Provided records ▸
━━━━━━━━━━━━━━━━

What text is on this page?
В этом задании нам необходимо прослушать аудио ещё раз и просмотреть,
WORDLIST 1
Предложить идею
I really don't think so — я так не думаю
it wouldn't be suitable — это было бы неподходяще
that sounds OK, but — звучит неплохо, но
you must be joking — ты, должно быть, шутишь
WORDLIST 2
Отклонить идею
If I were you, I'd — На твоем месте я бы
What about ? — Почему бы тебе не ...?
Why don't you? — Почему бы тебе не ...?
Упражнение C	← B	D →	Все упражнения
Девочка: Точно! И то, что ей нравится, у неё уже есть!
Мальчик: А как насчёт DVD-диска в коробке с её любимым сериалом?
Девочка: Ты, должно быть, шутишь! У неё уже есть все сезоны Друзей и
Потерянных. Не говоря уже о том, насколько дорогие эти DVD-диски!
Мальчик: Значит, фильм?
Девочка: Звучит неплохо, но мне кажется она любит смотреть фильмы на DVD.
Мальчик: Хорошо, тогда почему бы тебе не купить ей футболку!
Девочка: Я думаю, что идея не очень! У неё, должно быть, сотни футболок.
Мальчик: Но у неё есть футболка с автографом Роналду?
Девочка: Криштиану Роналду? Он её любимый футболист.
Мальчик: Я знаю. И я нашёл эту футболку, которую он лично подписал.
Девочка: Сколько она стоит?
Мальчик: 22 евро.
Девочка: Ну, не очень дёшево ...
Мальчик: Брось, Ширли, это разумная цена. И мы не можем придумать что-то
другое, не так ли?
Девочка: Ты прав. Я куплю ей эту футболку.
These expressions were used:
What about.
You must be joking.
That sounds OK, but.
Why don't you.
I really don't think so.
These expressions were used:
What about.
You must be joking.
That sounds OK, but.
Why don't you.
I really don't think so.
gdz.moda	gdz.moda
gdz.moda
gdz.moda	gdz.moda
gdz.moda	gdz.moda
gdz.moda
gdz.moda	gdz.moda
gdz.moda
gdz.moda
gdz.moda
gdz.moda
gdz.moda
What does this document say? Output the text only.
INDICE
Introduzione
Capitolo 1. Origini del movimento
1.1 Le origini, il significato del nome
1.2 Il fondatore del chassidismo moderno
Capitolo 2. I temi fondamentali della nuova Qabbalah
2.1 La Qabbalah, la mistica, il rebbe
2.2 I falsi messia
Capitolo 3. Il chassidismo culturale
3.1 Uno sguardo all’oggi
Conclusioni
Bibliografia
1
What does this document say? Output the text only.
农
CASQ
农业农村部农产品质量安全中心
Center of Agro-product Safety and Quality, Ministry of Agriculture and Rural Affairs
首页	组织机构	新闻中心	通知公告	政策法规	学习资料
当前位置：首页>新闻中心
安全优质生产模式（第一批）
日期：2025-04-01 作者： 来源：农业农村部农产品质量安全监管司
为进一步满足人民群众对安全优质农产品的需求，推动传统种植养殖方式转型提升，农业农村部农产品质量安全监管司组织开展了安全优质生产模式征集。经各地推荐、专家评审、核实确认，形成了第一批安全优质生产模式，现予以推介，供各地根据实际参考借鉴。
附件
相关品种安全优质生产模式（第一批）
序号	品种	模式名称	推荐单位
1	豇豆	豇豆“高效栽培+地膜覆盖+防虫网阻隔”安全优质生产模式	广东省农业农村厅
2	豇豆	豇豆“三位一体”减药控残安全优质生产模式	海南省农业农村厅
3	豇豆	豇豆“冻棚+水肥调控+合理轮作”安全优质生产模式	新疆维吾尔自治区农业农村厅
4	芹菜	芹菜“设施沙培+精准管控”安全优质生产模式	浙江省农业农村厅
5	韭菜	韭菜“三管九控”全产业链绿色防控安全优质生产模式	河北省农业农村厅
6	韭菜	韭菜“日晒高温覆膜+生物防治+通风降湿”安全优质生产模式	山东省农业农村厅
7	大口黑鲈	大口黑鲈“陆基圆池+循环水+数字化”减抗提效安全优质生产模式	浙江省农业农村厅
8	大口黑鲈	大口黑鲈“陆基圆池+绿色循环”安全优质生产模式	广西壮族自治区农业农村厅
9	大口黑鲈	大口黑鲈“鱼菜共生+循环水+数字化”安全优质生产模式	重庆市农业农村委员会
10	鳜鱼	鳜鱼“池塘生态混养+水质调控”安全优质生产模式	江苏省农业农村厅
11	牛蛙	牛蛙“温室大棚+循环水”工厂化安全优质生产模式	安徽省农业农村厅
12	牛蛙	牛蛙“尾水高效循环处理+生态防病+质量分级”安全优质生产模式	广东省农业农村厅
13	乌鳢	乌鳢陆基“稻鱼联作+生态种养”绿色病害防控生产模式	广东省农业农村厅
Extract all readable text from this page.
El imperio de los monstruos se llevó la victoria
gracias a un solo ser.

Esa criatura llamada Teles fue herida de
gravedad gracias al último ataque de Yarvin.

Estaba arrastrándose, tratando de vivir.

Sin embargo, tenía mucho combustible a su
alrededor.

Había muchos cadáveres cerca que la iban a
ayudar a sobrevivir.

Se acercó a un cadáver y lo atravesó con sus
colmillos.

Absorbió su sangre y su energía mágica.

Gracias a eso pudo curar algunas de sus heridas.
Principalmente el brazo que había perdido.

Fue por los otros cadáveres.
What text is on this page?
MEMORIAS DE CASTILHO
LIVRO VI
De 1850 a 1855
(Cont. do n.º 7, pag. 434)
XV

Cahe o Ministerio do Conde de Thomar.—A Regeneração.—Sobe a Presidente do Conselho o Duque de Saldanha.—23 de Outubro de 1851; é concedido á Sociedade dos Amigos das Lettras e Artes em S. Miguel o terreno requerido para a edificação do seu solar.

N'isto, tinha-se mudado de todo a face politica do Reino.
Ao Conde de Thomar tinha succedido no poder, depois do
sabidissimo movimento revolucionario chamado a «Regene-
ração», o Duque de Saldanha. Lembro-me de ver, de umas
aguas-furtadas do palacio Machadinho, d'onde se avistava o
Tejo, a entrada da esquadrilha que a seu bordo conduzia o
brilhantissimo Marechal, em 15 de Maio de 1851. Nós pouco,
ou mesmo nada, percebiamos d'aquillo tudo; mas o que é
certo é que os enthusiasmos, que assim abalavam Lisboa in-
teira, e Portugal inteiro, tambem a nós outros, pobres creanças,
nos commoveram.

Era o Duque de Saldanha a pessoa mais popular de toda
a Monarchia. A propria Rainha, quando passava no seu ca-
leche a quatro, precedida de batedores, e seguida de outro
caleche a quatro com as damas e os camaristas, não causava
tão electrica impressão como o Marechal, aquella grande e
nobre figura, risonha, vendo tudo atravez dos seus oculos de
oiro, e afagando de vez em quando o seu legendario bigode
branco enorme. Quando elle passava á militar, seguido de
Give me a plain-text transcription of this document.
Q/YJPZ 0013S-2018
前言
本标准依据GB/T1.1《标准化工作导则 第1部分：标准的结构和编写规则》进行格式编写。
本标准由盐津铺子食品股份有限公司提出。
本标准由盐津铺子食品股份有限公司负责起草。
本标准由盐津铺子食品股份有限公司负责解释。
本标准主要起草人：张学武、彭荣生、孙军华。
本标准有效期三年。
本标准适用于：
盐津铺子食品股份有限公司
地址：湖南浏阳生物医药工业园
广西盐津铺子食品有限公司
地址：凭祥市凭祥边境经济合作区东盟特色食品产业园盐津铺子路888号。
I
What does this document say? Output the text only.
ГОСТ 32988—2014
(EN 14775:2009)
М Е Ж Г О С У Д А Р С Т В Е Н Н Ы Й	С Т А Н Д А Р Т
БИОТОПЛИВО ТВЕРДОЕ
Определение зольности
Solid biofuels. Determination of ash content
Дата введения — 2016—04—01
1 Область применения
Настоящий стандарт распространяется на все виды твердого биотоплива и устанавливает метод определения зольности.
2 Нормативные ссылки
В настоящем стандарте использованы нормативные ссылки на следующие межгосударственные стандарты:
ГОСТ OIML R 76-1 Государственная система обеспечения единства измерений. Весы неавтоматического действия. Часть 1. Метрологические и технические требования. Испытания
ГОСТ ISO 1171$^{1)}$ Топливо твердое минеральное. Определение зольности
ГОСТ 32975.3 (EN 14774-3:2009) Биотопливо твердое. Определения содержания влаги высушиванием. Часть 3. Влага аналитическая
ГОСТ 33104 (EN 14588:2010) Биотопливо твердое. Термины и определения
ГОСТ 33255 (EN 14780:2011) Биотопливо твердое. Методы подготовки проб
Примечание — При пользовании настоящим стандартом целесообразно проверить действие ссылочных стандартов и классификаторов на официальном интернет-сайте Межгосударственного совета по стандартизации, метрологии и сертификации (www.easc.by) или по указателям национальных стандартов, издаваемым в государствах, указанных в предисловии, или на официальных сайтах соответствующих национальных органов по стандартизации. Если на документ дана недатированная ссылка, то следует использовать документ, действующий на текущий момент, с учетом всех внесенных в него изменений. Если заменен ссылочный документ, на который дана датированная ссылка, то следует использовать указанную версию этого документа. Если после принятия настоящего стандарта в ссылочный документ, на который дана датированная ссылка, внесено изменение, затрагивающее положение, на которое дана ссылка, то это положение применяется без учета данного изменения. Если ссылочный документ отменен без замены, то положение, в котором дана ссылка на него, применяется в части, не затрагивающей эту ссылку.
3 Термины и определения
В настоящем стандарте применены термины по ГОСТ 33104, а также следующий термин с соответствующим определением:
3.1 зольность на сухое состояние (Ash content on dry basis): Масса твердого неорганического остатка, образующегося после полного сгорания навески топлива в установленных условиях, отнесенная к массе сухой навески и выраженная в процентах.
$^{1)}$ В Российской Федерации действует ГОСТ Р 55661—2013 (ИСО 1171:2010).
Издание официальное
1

━━━━━━━━━━━━━━━━

Task requirements ▸
Search the data above for the word "tudo", then gather each line in which it appears.

Answer in full ▸
ou mesmo nada, percebiamos d'aquillo tudo; mas o que é
nobre figura, risonha, vendo tudo atravez dos seus oculos de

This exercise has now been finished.